What this task involves - Pull out every line containing the string "Wenge".

..........

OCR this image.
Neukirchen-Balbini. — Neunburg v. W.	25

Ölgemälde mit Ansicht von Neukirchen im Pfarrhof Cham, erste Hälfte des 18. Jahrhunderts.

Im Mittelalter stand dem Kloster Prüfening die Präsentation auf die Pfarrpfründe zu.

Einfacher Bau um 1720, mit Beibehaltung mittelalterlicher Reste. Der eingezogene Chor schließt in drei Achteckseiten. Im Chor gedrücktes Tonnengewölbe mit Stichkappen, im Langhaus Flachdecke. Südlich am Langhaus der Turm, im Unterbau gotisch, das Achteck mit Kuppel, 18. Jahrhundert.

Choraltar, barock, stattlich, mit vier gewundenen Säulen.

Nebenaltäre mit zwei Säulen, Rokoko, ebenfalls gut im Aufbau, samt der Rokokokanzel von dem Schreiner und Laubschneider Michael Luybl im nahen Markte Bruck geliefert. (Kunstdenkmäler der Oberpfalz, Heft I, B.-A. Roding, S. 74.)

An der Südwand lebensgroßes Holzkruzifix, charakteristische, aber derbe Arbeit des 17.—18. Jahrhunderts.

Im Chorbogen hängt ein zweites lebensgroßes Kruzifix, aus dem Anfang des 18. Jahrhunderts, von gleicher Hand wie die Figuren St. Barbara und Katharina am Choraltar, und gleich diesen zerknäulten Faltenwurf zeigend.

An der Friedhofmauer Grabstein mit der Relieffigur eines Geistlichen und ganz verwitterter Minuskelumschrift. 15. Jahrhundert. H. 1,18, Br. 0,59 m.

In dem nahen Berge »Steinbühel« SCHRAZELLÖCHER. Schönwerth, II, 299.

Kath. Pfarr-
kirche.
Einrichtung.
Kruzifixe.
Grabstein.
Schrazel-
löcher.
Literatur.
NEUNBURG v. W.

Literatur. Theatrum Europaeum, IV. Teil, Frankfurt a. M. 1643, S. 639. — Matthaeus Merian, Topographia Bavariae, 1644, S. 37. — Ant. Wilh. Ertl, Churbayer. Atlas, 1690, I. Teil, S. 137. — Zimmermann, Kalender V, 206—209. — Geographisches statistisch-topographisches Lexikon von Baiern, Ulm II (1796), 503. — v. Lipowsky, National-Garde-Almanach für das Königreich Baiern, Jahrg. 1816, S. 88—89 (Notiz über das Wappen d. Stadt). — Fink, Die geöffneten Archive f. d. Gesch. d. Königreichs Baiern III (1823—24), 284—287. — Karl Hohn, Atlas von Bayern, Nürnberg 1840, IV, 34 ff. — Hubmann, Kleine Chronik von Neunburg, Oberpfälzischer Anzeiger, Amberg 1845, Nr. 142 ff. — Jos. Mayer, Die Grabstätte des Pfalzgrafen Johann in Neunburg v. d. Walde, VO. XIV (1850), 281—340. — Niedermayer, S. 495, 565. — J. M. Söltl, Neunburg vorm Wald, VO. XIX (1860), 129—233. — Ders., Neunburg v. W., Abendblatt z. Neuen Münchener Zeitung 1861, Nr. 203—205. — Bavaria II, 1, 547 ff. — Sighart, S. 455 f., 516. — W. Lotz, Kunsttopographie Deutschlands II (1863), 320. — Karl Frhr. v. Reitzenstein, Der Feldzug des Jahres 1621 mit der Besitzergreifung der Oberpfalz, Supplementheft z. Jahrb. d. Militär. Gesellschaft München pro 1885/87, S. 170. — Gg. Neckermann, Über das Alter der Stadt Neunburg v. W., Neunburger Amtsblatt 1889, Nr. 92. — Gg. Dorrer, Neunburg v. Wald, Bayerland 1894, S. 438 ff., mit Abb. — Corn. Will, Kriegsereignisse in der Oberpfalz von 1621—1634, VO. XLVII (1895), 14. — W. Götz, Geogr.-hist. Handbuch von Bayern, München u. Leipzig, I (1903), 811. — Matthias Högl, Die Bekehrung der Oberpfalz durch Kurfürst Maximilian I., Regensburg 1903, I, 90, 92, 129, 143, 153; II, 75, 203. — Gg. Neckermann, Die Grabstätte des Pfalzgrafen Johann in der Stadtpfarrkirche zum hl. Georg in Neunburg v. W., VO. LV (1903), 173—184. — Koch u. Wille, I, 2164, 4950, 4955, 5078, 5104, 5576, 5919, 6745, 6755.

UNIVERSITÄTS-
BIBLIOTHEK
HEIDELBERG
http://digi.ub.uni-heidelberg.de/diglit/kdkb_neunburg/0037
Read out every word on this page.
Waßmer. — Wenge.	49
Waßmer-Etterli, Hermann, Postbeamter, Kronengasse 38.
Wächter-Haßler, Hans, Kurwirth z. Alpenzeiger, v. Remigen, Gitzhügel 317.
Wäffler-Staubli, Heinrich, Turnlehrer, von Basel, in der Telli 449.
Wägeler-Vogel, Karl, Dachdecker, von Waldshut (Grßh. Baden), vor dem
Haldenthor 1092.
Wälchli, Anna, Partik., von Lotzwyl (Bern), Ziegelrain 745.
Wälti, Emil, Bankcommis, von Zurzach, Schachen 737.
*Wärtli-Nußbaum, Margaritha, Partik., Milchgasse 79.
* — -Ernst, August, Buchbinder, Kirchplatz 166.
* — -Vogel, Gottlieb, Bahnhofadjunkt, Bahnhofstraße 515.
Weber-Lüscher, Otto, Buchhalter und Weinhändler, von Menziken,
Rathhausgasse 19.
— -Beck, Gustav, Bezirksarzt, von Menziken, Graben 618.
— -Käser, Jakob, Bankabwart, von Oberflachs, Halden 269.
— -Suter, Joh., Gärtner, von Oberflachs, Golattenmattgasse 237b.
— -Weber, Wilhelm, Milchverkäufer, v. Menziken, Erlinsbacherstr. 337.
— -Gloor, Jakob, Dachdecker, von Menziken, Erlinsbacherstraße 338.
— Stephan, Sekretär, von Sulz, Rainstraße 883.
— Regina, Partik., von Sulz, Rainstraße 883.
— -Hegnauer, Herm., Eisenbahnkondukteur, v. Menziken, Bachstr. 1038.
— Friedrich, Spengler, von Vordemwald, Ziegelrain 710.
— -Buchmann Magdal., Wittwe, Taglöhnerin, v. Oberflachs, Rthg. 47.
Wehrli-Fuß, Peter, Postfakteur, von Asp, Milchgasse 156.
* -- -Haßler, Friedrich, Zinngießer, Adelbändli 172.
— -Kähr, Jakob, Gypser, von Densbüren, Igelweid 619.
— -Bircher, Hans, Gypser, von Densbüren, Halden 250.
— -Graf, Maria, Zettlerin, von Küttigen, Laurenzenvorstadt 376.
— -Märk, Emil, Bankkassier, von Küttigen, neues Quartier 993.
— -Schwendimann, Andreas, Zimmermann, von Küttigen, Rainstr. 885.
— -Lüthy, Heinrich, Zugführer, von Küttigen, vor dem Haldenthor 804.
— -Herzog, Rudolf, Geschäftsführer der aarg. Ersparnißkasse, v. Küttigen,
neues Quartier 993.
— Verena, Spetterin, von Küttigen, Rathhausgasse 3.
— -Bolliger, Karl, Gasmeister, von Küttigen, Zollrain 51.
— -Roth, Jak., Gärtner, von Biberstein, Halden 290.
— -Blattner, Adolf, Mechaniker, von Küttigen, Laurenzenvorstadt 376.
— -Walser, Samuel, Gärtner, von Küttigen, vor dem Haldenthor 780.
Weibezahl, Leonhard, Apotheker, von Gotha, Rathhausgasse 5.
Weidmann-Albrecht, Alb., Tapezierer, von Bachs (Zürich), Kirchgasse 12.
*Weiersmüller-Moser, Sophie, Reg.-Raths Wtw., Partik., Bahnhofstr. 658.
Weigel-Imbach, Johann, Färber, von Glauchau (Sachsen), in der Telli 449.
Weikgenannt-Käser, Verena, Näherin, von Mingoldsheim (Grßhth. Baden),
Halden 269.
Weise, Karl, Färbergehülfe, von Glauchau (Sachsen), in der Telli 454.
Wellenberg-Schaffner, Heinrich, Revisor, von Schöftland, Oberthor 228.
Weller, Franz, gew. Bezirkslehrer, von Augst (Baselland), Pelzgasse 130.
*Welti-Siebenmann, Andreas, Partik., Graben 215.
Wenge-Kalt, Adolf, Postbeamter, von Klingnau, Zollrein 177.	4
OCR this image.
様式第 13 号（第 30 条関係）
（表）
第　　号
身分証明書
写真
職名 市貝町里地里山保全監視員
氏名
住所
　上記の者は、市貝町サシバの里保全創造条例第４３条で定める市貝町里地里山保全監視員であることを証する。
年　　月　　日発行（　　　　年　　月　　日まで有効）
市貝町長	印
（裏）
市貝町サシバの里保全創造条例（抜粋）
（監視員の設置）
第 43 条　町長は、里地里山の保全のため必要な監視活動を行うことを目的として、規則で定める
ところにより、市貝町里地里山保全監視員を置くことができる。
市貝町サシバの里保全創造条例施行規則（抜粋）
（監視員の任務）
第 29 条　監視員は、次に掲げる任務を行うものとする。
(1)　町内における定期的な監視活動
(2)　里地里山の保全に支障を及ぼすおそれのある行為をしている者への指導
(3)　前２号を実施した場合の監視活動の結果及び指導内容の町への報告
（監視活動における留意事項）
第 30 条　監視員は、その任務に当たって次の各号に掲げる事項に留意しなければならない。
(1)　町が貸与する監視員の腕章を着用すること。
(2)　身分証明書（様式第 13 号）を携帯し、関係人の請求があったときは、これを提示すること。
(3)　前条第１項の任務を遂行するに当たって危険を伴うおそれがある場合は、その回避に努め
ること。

..........

The answer -
Waßmer. — Wenge.	49
Wenge-Kalt, Adolf, Postbeamter, von Klingnau, Zollrein 177.	4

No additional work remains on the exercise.